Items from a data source
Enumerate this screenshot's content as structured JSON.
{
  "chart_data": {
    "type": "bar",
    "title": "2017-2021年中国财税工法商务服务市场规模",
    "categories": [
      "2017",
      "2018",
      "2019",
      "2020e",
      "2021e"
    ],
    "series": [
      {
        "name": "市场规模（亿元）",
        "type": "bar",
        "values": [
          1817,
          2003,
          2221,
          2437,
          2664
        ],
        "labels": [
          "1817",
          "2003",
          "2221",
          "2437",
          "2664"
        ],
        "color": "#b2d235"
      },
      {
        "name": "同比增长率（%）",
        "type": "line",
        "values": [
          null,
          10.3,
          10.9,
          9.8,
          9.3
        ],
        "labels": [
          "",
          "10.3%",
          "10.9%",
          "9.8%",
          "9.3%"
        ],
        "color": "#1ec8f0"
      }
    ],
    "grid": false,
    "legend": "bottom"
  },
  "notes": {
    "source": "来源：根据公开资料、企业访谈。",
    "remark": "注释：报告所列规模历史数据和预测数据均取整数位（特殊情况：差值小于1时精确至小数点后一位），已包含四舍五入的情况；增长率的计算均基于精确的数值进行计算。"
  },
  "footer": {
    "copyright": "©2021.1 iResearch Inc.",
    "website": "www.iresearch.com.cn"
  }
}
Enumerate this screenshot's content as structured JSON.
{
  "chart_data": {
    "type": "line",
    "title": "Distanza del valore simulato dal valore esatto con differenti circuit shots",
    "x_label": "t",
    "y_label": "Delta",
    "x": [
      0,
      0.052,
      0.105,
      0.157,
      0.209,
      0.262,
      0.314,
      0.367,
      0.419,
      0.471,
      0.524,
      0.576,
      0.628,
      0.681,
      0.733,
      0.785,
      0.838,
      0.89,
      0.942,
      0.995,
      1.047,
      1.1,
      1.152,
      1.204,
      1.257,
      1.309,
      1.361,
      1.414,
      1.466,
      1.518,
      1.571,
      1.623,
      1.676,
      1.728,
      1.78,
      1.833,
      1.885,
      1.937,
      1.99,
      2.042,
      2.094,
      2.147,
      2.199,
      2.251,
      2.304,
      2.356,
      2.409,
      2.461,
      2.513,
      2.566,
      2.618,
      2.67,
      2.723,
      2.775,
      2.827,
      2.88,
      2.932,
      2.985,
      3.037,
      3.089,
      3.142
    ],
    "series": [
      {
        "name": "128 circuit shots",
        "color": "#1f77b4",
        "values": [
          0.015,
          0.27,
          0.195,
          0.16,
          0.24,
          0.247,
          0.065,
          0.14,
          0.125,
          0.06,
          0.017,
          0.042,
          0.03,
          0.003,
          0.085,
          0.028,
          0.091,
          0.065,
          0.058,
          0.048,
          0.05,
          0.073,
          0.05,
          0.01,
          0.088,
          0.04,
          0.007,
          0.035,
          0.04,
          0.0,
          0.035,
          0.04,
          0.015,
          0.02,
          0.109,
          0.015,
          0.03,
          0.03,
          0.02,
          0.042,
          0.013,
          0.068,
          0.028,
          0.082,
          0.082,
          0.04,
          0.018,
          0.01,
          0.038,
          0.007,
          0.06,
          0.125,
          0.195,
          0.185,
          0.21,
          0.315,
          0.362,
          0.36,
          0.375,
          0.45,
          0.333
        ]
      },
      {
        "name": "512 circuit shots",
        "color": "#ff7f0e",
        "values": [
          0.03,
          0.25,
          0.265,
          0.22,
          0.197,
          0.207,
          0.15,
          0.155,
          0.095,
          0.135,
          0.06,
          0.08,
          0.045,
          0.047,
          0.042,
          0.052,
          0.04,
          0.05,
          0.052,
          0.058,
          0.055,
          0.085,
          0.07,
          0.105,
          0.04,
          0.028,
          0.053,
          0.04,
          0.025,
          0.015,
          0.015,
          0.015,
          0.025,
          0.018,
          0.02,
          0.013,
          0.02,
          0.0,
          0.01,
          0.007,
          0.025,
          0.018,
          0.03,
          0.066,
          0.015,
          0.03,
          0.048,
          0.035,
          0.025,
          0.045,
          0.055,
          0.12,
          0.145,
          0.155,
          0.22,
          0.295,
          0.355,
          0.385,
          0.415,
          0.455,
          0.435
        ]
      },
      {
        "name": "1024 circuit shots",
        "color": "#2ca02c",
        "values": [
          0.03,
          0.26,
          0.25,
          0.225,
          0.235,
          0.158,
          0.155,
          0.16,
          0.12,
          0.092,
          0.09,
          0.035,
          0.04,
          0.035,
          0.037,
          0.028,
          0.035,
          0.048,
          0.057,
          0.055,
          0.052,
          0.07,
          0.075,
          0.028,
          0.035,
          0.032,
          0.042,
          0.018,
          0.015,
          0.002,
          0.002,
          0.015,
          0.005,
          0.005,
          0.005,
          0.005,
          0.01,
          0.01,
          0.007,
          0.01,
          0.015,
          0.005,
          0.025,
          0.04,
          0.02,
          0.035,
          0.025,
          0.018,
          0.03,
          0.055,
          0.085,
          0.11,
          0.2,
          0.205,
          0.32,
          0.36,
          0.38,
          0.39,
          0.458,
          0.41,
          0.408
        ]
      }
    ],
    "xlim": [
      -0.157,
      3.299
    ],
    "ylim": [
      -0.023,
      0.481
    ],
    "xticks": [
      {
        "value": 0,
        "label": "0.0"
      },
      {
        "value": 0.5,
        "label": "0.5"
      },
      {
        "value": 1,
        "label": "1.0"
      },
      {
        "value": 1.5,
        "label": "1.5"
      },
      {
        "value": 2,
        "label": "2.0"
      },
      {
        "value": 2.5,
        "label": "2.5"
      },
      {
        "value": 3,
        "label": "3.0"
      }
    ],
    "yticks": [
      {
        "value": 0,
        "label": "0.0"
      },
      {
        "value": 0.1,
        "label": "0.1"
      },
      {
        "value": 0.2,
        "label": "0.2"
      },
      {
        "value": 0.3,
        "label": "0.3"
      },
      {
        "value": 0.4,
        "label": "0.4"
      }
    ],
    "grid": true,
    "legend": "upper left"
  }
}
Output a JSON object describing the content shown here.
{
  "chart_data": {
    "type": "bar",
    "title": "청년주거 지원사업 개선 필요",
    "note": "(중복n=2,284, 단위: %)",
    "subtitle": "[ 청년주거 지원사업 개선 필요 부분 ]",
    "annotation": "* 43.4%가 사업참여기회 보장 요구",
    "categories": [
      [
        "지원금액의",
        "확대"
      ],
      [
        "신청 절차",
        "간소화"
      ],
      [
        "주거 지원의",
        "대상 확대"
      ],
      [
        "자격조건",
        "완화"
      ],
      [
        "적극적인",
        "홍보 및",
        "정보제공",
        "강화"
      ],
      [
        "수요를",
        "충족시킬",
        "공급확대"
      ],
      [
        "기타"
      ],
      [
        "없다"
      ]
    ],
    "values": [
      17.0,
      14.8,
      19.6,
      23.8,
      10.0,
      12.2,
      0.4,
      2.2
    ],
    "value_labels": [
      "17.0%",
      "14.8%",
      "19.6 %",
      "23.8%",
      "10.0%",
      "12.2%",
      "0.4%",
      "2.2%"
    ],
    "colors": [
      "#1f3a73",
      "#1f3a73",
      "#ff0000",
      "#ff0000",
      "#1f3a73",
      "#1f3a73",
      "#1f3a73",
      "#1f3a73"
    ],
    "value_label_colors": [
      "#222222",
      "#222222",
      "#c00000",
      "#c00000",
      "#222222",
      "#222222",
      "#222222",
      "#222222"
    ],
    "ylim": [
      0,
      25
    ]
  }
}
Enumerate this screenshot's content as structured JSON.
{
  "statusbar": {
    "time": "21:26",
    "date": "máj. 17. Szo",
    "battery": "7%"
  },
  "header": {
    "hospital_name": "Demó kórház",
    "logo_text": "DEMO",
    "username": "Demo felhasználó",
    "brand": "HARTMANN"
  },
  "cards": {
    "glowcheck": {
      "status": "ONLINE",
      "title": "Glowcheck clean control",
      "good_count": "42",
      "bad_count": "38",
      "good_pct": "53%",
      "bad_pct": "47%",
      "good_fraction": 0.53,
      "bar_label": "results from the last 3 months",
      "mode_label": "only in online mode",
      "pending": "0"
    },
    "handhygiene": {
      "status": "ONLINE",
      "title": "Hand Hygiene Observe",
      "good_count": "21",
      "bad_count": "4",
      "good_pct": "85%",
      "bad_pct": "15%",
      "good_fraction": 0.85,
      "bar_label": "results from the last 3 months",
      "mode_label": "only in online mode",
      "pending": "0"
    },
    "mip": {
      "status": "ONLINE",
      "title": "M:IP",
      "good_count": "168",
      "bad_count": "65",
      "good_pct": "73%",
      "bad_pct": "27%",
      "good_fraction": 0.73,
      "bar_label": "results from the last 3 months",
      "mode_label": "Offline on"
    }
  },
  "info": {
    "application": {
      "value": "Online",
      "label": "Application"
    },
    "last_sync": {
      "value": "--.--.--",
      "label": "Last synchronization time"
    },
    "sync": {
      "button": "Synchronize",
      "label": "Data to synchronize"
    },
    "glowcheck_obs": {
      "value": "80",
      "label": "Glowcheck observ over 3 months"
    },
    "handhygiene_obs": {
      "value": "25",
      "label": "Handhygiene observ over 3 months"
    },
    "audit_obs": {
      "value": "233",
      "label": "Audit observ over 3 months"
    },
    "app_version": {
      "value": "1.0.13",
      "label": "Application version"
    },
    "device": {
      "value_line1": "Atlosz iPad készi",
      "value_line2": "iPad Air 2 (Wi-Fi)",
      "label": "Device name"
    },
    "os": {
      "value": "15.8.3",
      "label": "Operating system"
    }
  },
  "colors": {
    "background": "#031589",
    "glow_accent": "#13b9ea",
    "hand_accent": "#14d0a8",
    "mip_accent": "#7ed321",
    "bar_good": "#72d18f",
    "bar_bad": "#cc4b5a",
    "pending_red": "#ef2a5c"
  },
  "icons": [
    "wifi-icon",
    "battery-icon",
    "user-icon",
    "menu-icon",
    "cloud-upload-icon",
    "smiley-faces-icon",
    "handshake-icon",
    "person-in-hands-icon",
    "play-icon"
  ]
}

• [REQUEST]
Select and copy every line of the material that holds the string "지원사업".

• [COMPLETED TASK]
    "title": "청년주거 지원사업 개선 필요",
    "subtitle": "[ 청년주거 지원사업 개선 필요 부분 ]",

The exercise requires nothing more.